(Aim of the task)
Edit the lines below by replacing every "expand-arrow-icon" with "expander-icon", keeping everything else the same.

(Information provided)
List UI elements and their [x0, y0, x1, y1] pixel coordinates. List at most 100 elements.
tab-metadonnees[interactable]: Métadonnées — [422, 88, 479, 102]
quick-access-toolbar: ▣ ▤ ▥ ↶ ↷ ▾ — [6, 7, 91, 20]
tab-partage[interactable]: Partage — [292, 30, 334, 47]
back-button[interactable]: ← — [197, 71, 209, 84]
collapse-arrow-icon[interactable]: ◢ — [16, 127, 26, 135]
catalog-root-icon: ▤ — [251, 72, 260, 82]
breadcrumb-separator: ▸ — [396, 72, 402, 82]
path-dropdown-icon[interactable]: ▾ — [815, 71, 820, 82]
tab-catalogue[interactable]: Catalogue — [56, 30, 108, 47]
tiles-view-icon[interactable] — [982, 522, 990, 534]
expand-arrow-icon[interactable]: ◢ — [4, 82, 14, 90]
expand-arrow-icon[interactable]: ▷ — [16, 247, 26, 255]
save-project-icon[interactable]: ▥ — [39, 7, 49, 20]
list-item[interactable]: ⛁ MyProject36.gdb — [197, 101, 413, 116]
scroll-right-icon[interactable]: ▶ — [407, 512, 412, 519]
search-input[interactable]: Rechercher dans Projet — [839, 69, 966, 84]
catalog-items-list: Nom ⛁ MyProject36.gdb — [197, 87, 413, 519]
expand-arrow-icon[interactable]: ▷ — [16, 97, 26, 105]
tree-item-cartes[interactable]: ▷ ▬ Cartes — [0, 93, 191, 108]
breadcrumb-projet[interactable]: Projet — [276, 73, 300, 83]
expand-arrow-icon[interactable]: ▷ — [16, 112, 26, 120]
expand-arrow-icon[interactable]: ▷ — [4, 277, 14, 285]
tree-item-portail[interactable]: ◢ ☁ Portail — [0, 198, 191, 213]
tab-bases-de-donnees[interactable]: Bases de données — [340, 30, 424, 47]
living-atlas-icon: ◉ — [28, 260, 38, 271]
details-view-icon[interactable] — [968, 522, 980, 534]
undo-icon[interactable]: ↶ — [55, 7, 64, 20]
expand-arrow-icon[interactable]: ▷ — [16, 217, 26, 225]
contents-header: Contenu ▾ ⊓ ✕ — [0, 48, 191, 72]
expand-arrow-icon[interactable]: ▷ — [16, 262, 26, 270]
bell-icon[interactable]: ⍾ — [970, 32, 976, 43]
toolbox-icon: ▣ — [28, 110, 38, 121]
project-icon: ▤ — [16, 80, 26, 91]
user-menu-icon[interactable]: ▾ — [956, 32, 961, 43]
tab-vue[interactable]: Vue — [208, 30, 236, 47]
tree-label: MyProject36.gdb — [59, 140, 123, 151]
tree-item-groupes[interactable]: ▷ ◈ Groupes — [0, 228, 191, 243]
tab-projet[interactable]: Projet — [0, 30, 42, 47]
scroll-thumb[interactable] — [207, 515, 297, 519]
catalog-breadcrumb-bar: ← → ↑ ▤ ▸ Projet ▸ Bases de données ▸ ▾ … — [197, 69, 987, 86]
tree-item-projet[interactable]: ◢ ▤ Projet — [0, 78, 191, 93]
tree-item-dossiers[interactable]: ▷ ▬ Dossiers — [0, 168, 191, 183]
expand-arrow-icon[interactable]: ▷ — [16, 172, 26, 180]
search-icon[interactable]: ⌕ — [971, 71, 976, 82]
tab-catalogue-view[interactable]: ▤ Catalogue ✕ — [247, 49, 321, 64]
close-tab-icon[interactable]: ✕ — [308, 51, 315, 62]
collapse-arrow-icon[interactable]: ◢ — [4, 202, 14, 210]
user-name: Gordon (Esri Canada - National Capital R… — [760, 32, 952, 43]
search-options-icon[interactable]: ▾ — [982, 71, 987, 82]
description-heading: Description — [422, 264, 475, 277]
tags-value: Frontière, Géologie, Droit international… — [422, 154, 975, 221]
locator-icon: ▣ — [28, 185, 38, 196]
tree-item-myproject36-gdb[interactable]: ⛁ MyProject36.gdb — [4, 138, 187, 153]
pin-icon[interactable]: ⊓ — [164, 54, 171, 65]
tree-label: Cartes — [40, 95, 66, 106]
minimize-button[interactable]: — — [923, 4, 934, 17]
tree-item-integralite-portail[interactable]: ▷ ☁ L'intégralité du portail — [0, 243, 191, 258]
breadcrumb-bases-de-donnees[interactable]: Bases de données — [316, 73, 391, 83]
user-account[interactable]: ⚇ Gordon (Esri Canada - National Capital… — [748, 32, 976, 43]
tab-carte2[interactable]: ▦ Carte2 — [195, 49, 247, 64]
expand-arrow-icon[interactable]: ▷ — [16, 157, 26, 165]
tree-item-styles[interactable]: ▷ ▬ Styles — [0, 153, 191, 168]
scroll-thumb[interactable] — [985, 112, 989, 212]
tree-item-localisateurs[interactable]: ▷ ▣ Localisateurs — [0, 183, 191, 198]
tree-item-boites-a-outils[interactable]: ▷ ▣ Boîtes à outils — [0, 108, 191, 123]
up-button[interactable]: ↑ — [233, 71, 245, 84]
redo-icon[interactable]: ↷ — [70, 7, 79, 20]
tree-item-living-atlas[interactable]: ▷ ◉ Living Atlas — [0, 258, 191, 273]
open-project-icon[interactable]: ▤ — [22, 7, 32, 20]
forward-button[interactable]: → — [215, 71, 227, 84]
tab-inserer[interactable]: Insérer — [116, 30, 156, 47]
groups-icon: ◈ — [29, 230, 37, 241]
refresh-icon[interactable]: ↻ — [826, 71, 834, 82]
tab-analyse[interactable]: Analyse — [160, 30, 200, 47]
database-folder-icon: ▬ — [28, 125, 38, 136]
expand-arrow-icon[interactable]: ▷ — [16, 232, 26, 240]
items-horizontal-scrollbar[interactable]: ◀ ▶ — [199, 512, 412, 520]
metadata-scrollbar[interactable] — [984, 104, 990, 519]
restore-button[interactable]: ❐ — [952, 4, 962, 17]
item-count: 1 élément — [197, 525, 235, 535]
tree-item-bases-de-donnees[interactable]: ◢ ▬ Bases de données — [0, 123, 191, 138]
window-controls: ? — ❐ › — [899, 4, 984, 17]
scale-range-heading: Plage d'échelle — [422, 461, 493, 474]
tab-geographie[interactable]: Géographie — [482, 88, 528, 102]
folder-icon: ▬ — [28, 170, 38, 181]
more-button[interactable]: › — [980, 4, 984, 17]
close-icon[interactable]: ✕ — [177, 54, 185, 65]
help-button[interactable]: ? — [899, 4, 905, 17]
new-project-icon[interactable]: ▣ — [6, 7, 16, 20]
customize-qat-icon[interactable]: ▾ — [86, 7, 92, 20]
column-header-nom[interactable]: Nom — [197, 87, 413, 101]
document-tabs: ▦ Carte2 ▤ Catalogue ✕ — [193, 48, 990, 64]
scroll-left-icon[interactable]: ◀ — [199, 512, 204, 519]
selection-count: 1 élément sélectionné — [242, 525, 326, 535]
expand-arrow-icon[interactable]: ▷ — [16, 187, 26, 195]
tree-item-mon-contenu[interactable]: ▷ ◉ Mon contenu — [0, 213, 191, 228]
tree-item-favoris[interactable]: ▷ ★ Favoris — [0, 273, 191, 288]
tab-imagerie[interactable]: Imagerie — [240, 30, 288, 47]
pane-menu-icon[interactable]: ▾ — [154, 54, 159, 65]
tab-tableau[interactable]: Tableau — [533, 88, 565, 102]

(Solution to this problem)
List UI elements and their [x0, y0, x1, y1] pixel coordinates. List at most 100 elements.
tab-metadonnees[interactable]: Métadonnées — [422, 88, 479, 102]
quick-access-toolbar: ▣ ▤ ▥ ↶ ↷ ▾ — [6, 7, 91, 20]
tab-partage[interactable]: Partage — [292, 30, 334, 47]
back-button[interactable]: ← — [197, 71, 209, 84]
collapse-arrow-icon[interactable]: ◢ — [16, 127, 26, 135]
catalog-root-icon: ▤ — [251, 72, 260, 82]
breadcrumb-separator: ▸ — [396, 72, 402, 82]
path-dropdown-icon[interactable]: ▾ — [815, 71, 820, 82]
tab-catalogue[interactable]: Catalogue — [56, 30, 108, 47]
tiles-view-icon[interactable] — [982, 522, 990, 534]
expander-icon[interactable]: ◢ — [4, 82, 14, 90]
expander-icon[interactable]: ▷ — [16, 247, 26, 255]
save-project-icon[interactable]: ▥ — [39, 7, 49, 20]
list-item[interactable]: ⛁ MyProject36.gdb — [197, 101, 413, 116]
scroll-right-icon[interactable]: ▶ — [407, 512, 412, 519]
search-input[interactable]: Rechercher dans Projet — [839, 69, 966, 84]
catalog-items-list: Nom ⛁ MyProject36.gdb — [197, 87, 413, 519]
expander-icon[interactable]: ▷ — [16, 97, 26, 105]
tree-item-cartes[interactable]: ▷ ▬ Cartes — [0, 93, 191, 108]
breadcrumb-projet[interactable]: Projet — [276, 73, 300, 83]
expander-icon[interactable]: ▷ — [16, 112, 26, 120]
expander-icon[interactable]: ▷ — [4, 277, 14, 285]
tree-item-portail[interactable]: ◢ ☁ Portail — [0, 198, 191, 213]
tab-bases-de-donnees[interactable]: Bases de données — [340, 30, 424, 47]
living-atlas-icon: ◉ — [28, 260, 38, 271]
details-view-icon[interactable] — [968, 522, 980, 534]
undo-icon[interactable]: ↶ — [55, 7, 64, 20]
expander-icon[interactable]: ▷ — [16, 217, 26, 225]
contents-header: Contenu ▾ ⊓ ✕ — [0, 48, 191, 72]
expander-icon[interactable]: ▷ — [16, 262, 26, 270]
bell-icon[interactable]: ⍾ — [970, 32, 976, 43]
toolbox-icon: ▣ — [28, 110, 38, 121]
project-icon: ▤ — [16, 80, 26, 91]
user-menu-icon[interactable]: ▾ — [956, 32, 961, 43]
tab-vue[interactable]: Vue — [208, 30, 236, 47]
tree-label: MyProject36.gdb — [59, 140, 123, 151]
tree-item-groupes[interactable]: ▷ ◈ Groupes — [0, 228, 191, 243]
tab-projet[interactable]: Projet — [0, 30, 42, 47]
scroll-thumb[interactable] — [207, 515, 297, 519]
catalog-breadcrumb-bar: ← → ↑ ▤ ▸ Projet ▸ Bases de données ▸ ▾ … — [197, 69, 987, 86]
tree-item-projet[interactable]: ◢ ▤ Projet — [0, 78, 191, 93]
tree-item-dossiers[interactable]: ▷ ▬ Dossiers — [0, 168, 191, 183]
expander-icon[interactable]: ▷ — [16, 172, 26, 180]
search-icon[interactable]: ⌕ — [971, 71, 976, 82]
tab-catalogue-view[interactable]: ▤ Catalogue ✕ — [247, 49, 321, 64]
close-tab-icon[interactable]: ✕ — [308, 51, 315, 62]
collapse-arrow-icon[interactable]: ◢ — [4, 202, 14, 210]
user-name: Gordon (Esri Canada - National Capital R… — [760, 32, 952, 43]
search-options-icon[interactable]: ▾ — [982, 71, 987, 82]
description-heading: Description — [422, 264, 475, 277]
tags-value: Frontière, Géologie, Droit international… — [422, 154, 975, 221]
locator-icon: ▣ — [28, 185, 38, 196]
tree-item-myproject36-gdb[interactable]: ⛁ MyProject36.gdb — [4, 138, 187, 153]
pin-icon[interactable]: ⊓ — [164, 54, 171, 65]
tree-label: Cartes — [40, 95, 66, 106]
minimize-button[interactable]: — — [923, 4, 934, 17]
tree-item-integralite-portail[interactable]: ▷ ☁ L'intégralité du portail — [0, 243, 191, 258]
breadcrumb-bases-de-donnees[interactable]: Bases de données — [316, 73, 391, 83]
user-account[interactable]: ⚇ Gordon (Esri Canada - National Capital… — [748, 32, 976, 43]
tab-carte2[interactable]: ▦ Carte2 — [195, 49, 247, 64]
expander-icon[interactable]: ▷ — [16, 157, 26, 165]
tree-item-styles[interactable]: ▷ ▬ Styles — [0, 153, 191, 168]
scroll-thumb[interactable] — [985, 112, 989, 212]
tree-item-localisateurs[interactable]: ▷ ▣ Localisateurs — [0, 183, 191, 198]
tree-item-boites-a-outils[interactable]: ▷ ▣ Boîtes à outils — [0, 108, 191, 123]
up-button[interactable]: ↑ — [233, 71, 245, 84]
redo-icon[interactable]: ↷ — [70, 7, 79, 20]
tree-item-living-atlas[interactable]: ▷ ◉ Living Atlas — [0, 258, 191, 273]
open-project-icon[interactable]: ▤ — [22, 7, 32, 20]
forward-button[interactable]: → — [215, 71, 227, 84]
tab-inserer[interactable]: Insérer — [116, 30, 156, 47]
groups-icon: ◈ — [29, 230, 37, 241]
refresh-icon[interactable]: ↻ — [826, 71, 834, 82]
tab-analyse[interactable]: Analyse — [160, 30, 200, 47]
database-folder-icon: ▬ — [28, 125, 38, 136]
expander-icon[interactable]: ▷ — [16, 232, 26, 240]
items-horizontal-scrollbar[interactable]: ◀ ▶ — [199, 512, 412, 520]
metadata-scrollbar[interactable] — [984, 104, 990, 519]
restore-button[interactable]: ❐ — [952, 4, 962, 17]
item-count: 1 élément — [197, 525, 235, 535]
tree-item-bases-de-donnees[interactable]: ◢ ▬ Bases de données — [0, 123, 191, 138]
window-controls: ? — ❐ › — [899, 4, 984, 17]
scale-range-heading: Plage d'échelle — [422, 461, 493, 474]
tab-geographie[interactable]: Géographie — [482, 88, 528, 102]
folder-icon: ▬ — [28, 170, 38, 181]
more-button[interactable]: › — [980, 4, 984, 17]
close-icon[interactable]: ✕ — [177, 54, 185, 65]
help-button[interactable]: ? — [899, 4, 905, 17]
new-project-icon[interactable]: ▣ — [6, 7, 16, 20]
customize-qat-icon[interactable]: ▾ — [86, 7, 92, 20]
column-header-nom[interactable]: Nom — [197, 87, 413, 101]
document-tabs: ▦ Carte2 ▤ Catalogue ✕ — [193, 48, 990, 64]
scroll-left-icon[interactable]: ◀ — [199, 512, 204, 519]
selection-count: 1 élément sélectionné — [242, 525, 326, 535]
expander-icon[interactable]: ▷ — [16, 187, 26, 195]
tree-item-mon-contenu[interactable]: ▷ ◉ Mon contenu — [0, 213, 191, 228]
tree-item-favoris[interactable]: ▷ ★ Favoris — [0, 273, 191, 288]
tab-imagerie[interactable]: Imagerie — [240, 30, 288, 47]
pane-menu-icon[interactable]: ▾ — [154, 54, 159, 65]
tab-tableau[interactable]: Tableau — [533, 88, 565, 102]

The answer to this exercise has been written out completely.